Recorded information:
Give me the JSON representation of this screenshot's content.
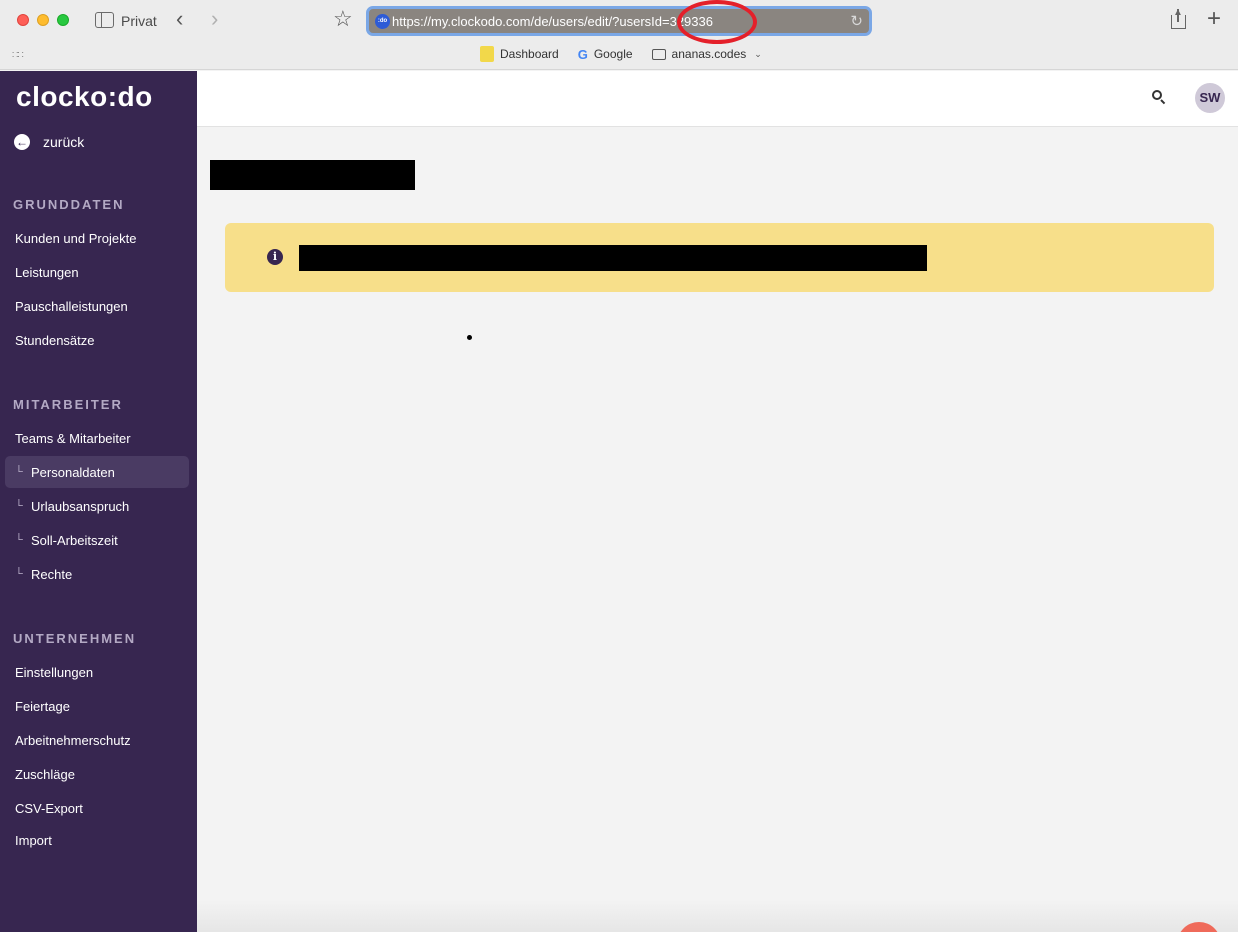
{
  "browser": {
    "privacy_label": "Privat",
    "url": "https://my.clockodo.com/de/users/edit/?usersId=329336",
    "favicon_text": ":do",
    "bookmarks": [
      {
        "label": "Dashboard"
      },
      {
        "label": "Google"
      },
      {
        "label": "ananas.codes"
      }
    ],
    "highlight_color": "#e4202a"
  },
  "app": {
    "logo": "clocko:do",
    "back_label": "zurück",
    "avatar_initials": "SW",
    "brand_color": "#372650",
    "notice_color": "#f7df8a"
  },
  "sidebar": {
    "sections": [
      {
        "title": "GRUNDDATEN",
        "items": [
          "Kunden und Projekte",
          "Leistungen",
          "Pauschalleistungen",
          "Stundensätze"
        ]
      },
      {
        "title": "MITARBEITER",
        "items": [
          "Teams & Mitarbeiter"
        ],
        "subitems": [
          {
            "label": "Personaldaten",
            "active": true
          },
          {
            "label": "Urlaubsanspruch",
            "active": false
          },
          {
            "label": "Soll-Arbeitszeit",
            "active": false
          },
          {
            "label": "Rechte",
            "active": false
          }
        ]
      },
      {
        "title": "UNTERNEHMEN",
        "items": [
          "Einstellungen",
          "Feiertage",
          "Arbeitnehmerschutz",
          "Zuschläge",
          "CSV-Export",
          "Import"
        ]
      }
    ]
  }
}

--

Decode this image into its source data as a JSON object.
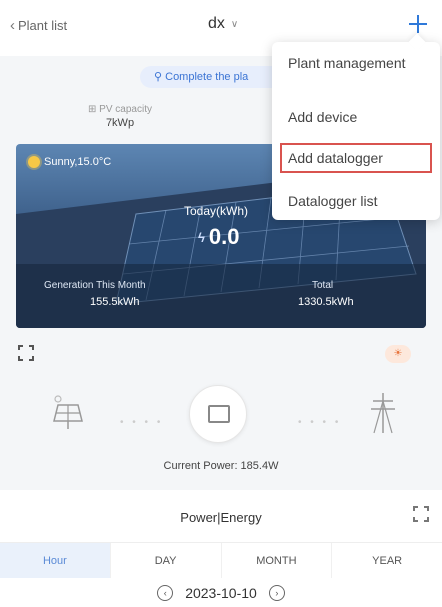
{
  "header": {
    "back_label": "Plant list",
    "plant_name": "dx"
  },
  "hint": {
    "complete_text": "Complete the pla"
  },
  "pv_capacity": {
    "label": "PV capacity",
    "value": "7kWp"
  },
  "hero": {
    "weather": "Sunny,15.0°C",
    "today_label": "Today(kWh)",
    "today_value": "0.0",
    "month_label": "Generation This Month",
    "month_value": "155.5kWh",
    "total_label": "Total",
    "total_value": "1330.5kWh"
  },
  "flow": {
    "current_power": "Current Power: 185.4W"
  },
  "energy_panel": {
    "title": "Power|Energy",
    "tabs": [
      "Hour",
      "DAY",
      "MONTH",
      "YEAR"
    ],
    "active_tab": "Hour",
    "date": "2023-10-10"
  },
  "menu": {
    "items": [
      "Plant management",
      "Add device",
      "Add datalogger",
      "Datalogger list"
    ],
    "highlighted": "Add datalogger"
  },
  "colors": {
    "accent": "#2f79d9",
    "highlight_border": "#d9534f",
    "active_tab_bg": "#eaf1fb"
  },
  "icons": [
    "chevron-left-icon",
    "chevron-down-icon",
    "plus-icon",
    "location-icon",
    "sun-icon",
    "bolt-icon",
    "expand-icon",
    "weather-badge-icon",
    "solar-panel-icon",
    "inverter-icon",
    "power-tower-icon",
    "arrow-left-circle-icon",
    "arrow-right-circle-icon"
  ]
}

--

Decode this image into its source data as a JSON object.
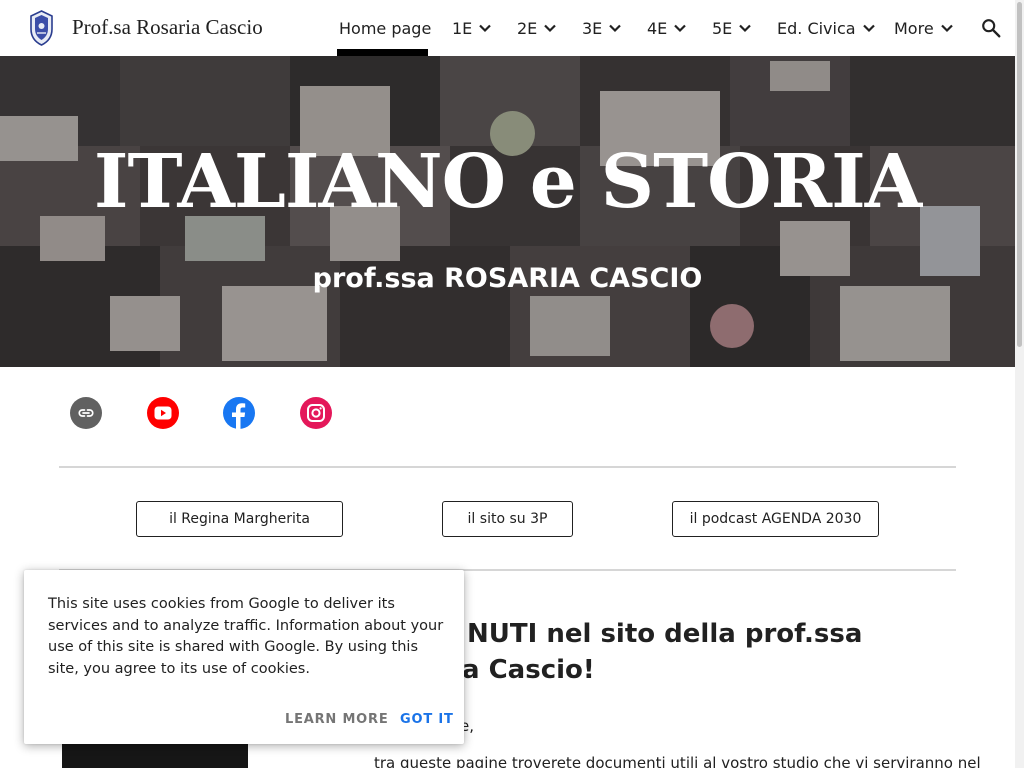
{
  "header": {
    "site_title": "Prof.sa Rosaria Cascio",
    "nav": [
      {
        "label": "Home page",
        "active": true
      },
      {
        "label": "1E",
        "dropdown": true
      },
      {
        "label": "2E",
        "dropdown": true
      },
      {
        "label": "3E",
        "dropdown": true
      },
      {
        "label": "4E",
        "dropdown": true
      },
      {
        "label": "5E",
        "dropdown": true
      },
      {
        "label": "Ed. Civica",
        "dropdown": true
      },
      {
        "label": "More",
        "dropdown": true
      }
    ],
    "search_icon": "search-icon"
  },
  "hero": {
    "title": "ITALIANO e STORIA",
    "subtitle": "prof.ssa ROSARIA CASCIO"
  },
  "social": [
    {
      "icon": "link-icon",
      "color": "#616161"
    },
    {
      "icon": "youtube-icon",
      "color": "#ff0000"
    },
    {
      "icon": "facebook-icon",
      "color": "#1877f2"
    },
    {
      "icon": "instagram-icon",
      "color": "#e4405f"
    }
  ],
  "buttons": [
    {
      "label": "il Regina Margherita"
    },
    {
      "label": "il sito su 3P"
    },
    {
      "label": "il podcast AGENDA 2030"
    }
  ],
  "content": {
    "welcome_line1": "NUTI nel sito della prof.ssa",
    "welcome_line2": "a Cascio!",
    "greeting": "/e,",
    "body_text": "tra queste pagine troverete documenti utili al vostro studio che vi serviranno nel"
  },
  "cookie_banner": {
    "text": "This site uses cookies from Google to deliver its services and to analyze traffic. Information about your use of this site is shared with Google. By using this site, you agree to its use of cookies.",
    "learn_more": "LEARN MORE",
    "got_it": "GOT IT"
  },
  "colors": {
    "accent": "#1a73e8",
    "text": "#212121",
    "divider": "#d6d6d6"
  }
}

Goal: Your answer should be a single number: how many lines of the material contain the word "left".

Exercise response: 2